When you think of your partner cheating on you, your head might immediately go to excuses of late meetings and secret text messages. But there’s a whole other class of cheating that has come to the forefront of marital issues — financial infidelity. 

Many people view marriage and their partner as a source of stability — a bedrock in their emotional and financial lives. Marriage brings tax benefits, savings on healthcare and other insurance costs, and the potential for a dual-income household… But these benefits largely depend on a relationship that has financial transparency. No, you don’t need to share every single dollar you make, but you should be discussing big financial moments and decisions with your other half. That’s why financial infidelity can be a huge problem for couples — even the most compatible of them.

“Money plays a huge role in the quality of life a married couple builds together, and that’s been especially evident over the past year while many people have worked extremely hard to make ends meet. Financial trust and transparency is a must for our members, which is why more than half of them believe cheating financially is just as or more serious than having an affair,” explains Paul Keable, Chief Strategy Officer at Ashley Madison.

How Big Of A Problem Is Financial Infidelity? 

Per a survey conducted by dating site Ashley Madison, 52% of people say that financial infidelity is just as bad as — or worse than — emotional or physical affairs. For 19% of respondents, financial infidelity is a complete deal breaker. 

Why is this? “Most couples make an agreement about their shared finances similar to the agreement they make about their monogamy. They implicitly assume that big purchases and investments will be discussed, and that a conversation about small purchases should happen before a conflict is created,” explains Dr. Tammy Nelson, TEDx speaker and author of When You’re The One Who Cheats

Financial infidelity becomes a deal breaker when it is a constant and ongoing issue, involves gambling, or puts their family at risk, Nelson explains. “It feels deceitful and is more humiliating to find out that a partner has been lying about money than lying about an affair,” she adds. 

According to the survey, 31% of people say financial infidelity disrupts the future of the family more than sexual and/or emotional infidelity does. Of those who have actually experienced financial infidelity, the following outcomes were reached: 

  • 28% went into serious debt 
  • 19% got divorced 
  • 15% had to borrow money from family or friends 
  • 15% had to take out a loan 
  • 13% lost all their savings 
  • 13% impacted what they could spend on a child’s education
  • 7% had to remortgage the house 
  • 4% had to sell the house 

What’s Your Next Move? 

So you found out your partner is cheating on you — financially. It can be worked through, but you have to be willing to put in the work.

Stored data entries:
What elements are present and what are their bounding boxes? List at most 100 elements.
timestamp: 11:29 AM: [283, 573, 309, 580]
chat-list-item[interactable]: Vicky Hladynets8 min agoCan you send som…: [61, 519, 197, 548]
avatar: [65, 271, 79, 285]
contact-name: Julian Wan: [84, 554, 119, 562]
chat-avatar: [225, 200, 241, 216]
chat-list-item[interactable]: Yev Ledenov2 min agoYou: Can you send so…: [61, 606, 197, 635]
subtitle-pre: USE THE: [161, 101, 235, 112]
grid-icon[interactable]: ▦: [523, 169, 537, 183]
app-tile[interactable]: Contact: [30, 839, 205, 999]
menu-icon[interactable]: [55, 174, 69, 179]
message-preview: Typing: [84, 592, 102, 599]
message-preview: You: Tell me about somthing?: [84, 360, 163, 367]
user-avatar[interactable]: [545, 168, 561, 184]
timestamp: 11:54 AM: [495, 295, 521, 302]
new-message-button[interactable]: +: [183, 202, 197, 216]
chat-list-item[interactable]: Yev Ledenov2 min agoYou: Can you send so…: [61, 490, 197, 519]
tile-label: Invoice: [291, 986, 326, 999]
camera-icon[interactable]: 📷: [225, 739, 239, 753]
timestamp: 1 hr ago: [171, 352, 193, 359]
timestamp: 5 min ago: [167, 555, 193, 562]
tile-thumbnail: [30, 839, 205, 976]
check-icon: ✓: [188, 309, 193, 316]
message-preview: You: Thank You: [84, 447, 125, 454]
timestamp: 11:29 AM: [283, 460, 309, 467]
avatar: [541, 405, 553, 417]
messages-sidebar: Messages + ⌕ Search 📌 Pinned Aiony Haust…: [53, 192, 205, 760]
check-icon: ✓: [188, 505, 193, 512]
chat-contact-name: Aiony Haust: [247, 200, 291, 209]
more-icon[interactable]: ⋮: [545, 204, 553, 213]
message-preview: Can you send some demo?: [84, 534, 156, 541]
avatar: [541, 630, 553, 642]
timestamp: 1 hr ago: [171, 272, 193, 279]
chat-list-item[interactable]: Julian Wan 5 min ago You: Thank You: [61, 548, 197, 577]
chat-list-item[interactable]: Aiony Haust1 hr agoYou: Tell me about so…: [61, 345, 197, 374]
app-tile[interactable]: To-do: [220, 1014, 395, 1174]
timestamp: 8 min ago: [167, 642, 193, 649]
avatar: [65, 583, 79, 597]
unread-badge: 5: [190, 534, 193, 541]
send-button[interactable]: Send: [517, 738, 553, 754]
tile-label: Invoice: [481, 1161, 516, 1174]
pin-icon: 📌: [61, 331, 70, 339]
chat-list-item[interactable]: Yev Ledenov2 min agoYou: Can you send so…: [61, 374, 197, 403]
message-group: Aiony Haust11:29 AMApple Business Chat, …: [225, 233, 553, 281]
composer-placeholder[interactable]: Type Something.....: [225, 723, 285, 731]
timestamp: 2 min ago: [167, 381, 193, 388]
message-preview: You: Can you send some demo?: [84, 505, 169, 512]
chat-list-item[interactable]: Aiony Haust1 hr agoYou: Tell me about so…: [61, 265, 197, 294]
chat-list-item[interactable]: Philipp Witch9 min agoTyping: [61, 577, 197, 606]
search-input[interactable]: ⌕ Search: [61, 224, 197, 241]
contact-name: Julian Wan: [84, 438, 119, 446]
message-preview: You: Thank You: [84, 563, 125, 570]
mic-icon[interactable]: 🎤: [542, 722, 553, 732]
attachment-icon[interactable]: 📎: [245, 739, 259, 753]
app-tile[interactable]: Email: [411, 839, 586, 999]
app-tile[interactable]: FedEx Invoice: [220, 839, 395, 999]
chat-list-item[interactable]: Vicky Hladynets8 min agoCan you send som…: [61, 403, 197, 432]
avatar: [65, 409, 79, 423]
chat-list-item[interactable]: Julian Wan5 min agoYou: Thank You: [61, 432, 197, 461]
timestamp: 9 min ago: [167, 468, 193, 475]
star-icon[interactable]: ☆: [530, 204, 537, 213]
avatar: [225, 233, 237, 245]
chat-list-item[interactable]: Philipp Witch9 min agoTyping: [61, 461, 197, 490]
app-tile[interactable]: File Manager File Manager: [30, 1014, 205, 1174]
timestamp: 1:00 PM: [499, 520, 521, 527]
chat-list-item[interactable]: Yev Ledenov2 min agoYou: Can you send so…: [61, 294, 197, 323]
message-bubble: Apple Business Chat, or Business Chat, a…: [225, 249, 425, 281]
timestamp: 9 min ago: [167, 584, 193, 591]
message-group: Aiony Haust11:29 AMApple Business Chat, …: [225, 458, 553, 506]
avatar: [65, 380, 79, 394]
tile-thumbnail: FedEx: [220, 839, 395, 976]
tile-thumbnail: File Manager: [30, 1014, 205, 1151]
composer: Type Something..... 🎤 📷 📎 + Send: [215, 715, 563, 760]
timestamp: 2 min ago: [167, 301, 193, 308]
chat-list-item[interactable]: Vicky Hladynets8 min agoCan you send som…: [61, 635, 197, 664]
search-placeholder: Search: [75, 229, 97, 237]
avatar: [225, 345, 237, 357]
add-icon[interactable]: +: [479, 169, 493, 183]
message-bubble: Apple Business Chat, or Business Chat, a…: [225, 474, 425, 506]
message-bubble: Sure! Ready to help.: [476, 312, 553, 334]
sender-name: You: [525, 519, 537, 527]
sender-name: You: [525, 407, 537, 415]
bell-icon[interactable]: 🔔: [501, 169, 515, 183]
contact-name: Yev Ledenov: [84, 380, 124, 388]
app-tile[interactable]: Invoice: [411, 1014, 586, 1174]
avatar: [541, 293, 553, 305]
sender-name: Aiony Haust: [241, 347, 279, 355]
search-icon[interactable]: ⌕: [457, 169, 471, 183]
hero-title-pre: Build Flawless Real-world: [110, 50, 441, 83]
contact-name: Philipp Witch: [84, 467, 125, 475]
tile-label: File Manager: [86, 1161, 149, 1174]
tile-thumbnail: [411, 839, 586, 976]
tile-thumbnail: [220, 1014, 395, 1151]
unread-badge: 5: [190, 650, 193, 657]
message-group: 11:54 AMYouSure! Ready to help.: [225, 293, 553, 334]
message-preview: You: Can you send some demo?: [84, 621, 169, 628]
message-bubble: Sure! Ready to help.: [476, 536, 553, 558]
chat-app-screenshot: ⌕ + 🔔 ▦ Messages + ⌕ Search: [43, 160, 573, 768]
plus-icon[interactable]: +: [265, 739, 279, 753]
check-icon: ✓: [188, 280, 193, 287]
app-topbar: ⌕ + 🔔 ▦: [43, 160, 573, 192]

• _WHAT THE TASK REQUIRES_
Copy the part of the financial infidelity text between "Per a survey" and "complete deal breaker.", inclusive, word for word. The items play no part in the work here.

• _RESULT OF THIS EXERCISE_
Per a survey conducted by dating site Ashley Madison, 52% of people say that financial infidelity is just as bad as — or worse than — emotional or physical affairs. For 19% of respondents, financial infidelity is a complete deal breaker.